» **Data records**
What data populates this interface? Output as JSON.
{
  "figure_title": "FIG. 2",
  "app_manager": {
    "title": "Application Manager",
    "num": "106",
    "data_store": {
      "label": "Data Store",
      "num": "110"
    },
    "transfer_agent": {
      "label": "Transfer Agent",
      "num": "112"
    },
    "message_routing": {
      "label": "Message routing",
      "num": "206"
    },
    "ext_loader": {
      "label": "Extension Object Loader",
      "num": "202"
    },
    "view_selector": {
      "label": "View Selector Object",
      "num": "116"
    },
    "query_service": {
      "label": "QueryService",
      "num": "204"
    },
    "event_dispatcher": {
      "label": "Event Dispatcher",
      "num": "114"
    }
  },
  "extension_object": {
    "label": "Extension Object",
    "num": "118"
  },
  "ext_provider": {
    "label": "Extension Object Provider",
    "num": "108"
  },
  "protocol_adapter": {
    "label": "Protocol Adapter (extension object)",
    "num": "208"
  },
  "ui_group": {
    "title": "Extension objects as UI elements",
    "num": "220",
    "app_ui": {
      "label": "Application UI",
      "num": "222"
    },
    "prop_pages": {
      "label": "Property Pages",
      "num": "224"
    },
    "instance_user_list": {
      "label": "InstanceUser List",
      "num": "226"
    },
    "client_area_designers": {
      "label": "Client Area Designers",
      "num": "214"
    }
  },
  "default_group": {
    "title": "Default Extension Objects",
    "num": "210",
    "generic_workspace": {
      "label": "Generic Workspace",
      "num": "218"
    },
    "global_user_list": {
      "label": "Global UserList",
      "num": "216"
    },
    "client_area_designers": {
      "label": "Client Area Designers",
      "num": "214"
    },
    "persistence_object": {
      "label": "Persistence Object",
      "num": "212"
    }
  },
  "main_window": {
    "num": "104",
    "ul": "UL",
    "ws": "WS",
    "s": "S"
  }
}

» **Task statement**
Return the material exactly as it stands.

» **The response**
What data populates this interface? Output as JSON.
{
  "figure_title": "FIG. 2",
  "app_manager": {
    "title": "Application Manager",
    "num": "106",
    "data_store": {
      "label": "Data Store",
      "num": "110"
    },
    "transfer_agent": {
      "label": "Transfer Agent",
      "num": "112"
    },
    "message_routing": {
      "label": "Message routing",
      "num": "206"
    },
    "ext_loader": {
      "label": "Extension Object Loader",
      "num": "202"
    },
    "view_selector": {
      "label": "View Selector Object",
      "num": "116"
    },
    "query_service": {
      "label": "QueryService",
      "num": "204"
    },
    "event_dispatcher": {
      "label": "Event Dispatcher",
      "num": "114"
    }
  },
  "extension_object": {
    "label": "Extension Object",
    "num": "118"
  },
  "ext_provider": {
    "label": "Extension Object Provider",
    "num": "108"
  },
  "protocol_adapter": {
    "label": "Protocol Adapter (extension object)",
    "num": "208"
  },
  "ui_group": {
    "title": "Extension objects as UI elements",
    "num": "220",
    "app_ui": {
      "label": "Application UI",
      "num": "222"
    },
    "prop_pages": {
      "label": "Property Pages",
      "num": "224"
    },
    "instance_user_list": {
      "label": "InstanceUser List",
      "num": "226"
    },
    "client_area_designers": {
      "label": "Client Area Designers",
      "num": "214"
    }
  },
  "default_group": {
    "title": "Default Extension Objects",
    "num": "210",
    "generic_workspace": {
      "label": "Generic Workspace",
      "num": "218"
    },
    "global_user_list": {
      "label": "Global UserList",
      "num": "216"
    },
    "client_area_designers": {
      "label": "Client Area Designers",
      "num": "214"
    },
    "persistence_object": {
      "label": "Persistence Object",
      "num": "212"
    }
  },
  "main_window": {
    "num": "104",
    "ul": "UL",
    "ws": "WS",
    "s": "S"
  }
}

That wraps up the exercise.